>> Begin

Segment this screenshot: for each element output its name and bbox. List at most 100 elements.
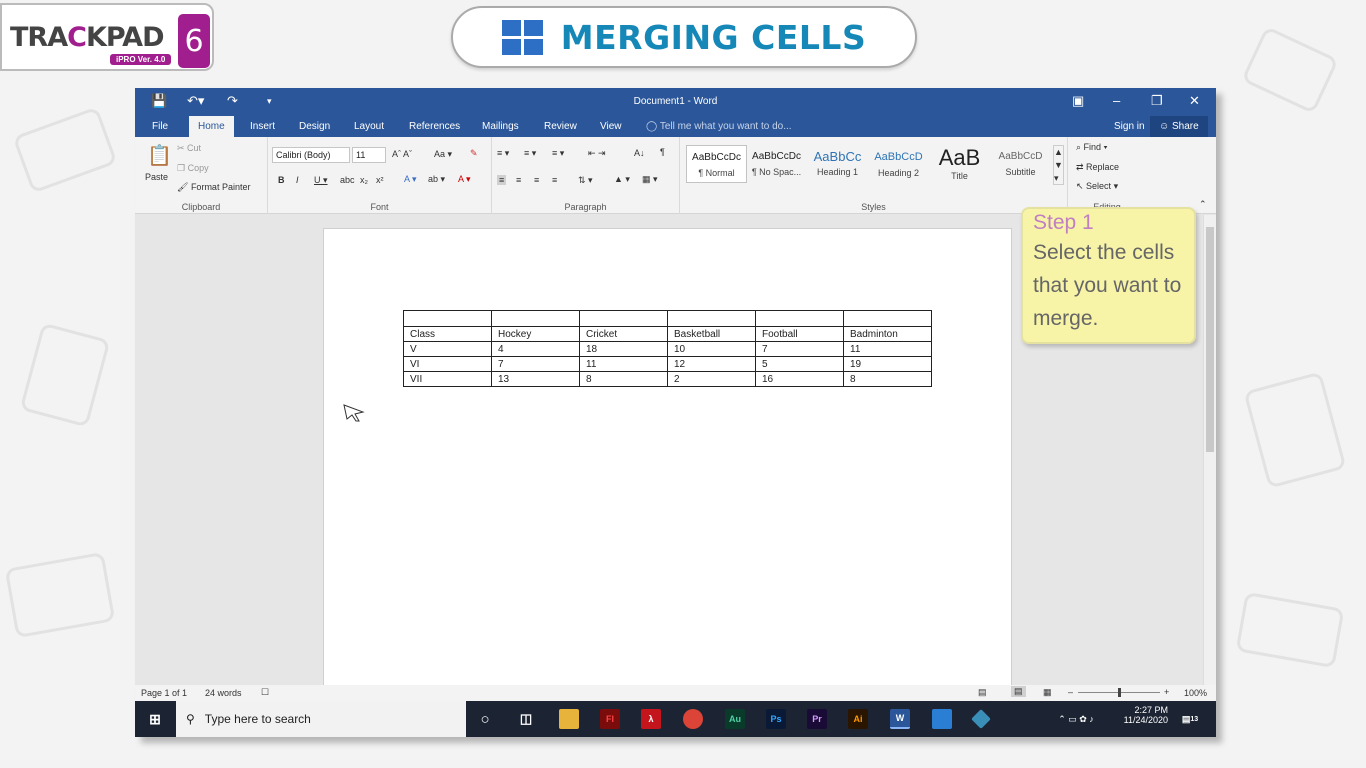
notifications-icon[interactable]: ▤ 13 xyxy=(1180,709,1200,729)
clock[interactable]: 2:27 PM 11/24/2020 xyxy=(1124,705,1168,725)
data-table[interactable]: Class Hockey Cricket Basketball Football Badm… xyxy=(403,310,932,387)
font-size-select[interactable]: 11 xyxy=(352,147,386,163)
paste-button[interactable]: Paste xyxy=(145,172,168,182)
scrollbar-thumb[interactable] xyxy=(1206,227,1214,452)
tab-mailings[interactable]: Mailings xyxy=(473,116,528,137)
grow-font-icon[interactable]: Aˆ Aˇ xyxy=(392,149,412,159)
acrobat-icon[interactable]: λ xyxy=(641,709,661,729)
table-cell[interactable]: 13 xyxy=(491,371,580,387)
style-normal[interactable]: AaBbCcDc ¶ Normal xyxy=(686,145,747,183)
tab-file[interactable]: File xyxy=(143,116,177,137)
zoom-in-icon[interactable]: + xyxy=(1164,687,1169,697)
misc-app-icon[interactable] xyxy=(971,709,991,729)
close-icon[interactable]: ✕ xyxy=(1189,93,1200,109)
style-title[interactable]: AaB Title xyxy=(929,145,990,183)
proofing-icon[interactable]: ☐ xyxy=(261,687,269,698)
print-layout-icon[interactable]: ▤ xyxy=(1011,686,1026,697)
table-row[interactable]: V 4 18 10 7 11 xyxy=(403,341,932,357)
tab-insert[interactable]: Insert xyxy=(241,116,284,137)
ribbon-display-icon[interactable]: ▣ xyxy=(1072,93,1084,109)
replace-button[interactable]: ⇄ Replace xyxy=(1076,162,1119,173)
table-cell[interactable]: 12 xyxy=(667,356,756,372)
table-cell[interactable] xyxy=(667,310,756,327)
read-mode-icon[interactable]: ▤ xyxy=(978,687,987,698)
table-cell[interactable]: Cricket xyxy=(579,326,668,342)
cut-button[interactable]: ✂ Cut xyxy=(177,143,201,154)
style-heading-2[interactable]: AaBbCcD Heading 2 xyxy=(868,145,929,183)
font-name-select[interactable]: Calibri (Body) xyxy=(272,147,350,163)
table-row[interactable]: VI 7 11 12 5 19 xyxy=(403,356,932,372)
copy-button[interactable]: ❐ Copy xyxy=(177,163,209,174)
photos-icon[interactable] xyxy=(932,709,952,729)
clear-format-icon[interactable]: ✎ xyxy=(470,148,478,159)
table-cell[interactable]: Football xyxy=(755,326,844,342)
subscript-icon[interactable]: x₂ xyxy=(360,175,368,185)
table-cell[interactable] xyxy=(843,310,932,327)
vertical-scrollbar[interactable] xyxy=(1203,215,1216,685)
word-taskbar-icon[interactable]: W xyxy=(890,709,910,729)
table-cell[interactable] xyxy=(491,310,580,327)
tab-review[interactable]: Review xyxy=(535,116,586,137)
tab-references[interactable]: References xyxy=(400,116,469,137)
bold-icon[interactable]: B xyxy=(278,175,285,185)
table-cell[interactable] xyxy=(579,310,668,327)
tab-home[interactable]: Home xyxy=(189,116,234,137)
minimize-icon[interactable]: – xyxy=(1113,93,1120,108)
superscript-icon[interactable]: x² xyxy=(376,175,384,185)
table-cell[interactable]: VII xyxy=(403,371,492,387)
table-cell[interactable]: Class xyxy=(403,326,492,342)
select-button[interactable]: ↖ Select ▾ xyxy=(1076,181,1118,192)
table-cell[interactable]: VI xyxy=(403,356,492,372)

>> End

Reproduce all the rows above, changing every "screenshot" to "screen capture" and keeping everything else the same. Omit the pictures.

Segment this screen capture: for each element output its name and bbox. List at most 100 elements.
notifications-icon[interactable]: ▤ 13 xyxy=(1180,709,1200,729)
clock[interactable]: 2:27 PM 11/24/2020 xyxy=(1124,705,1168,725)
data-table[interactable]: Class Hockey Cricket Basketball Football Badm… xyxy=(403,310,932,387)
font-size-select[interactable]: 11 xyxy=(352,147,386,163)
paste-button[interactable]: Paste xyxy=(145,172,168,182)
scrollbar-thumb[interactable] xyxy=(1206,227,1214,452)
tab-mailings[interactable]: Mailings xyxy=(473,116,528,137)
grow-font-icon[interactable]: Aˆ Aˇ xyxy=(392,149,412,159)
acrobat-icon[interactable]: λ xyxy=(641,709,661,729)
table-cell[interactable]: 13 xyxy=(491,371,580,387)
style-normal[interactable]: AaBbCcDc ¶ Normal xyxy=(686,145,747,183)
tab-file[interactable]: File xyxy=(143,116,177,137)
zoom-in-icon[interactable]: + xyxy=(1164,687,1169,697)
misc-app-icon[interactable] xyxy=(971,709,991,729)
close-icon[interactable]: ✕ xyxy=(1189,93,1200,109)
style-title[interactable]: AaB Title xyxy=(929,145,990,183)
proofing-icon[interactable]: ☐ xyxy=(261,687,269,698)
print-layout-icon[interactable]: ▤ xyxy=(1011,686,1026,697)
table-row[interactable]: V 4 18 10 7 11 xyxy=(403,341,932,357)
tab-insert[interactable]: Insert xyxy=(241,116,284,137)
ribbon-display-icon[interactable]: ▣ xyxy=(1072,93,1084,109)
replace-button[interactable]: ⇄ Replace xyxy=(1076,162,1119,173)
table-cell[interactable]: 12 xyxy=(667,356,756,372)
table-cell[interactable] xyxy=(667,310,756,327)
read-mode-icon[interactable]: ▤ xyxy=(978,687,987,698)
table-cell[interactable]: Cricket xyxy=(579,326,668,342)
cut-button[interactable]: ✂ Cut xyxy=(177,143,201,154)
style-heading-2[interactable]: AaBbCcD Heading 2 xyxy=(868,145,929,183)
font-name-select[interactable]: Calibri (Body) xyxy=(272,147,350,163)
table-row[interactable]: VI 7 11 12 5 19 xyxy=(403,356,932,372)
copy-button[interactable]: ❐ Copy xyxy=(177,163,209,174)
photos-icon[interactable] xyxy=(932,709,952,729)
clear-format-icon[interactable]: ✎ xyxy=(470,148,478,159)
table-cell[interactable]: Football xyxy=(755,326,844,342)
subscript-icon[interactable]: x₂ xyxy=(360,175,368,185)
table-cell[interactable] xyxy=(843,310,932,327)
vertical-scrollbar[interactable] xyxy=(1203,215,1216,685)
word-taskbar-icon[interactable]: W xyxy=(890,709,910,729)
table-cell[interactable] xyxy=(491,310,580,327)
tab-review[interactable]: Review xyxy=(535,116,586,137)
tab-references[interactable]: References xyxy=(400,116,469,137)
bold-icon[interactable]: B xyxy=(278,175,285,185)
table-cell[interactable] xyxy=(579,310,668,327)
tab-home[interactable]: Home xyxy=(189,116,234,137)
minimize-icon[interactable]: – xyxy=(1113,93,1120,108)
superscript-icon[interactable]: x² xyxy=(376,175,384,185)
table-cell[interactable]: VII xyxy=(403,371,492,387)
table-cell[interactable]: Class xyxy=(403,326,492,342)
select-button[interactable]: ↖ Select ▾ xyxy=(1076,181,1118,192)
table-cell[interactable]: VI xyxy=(403,356,492,372)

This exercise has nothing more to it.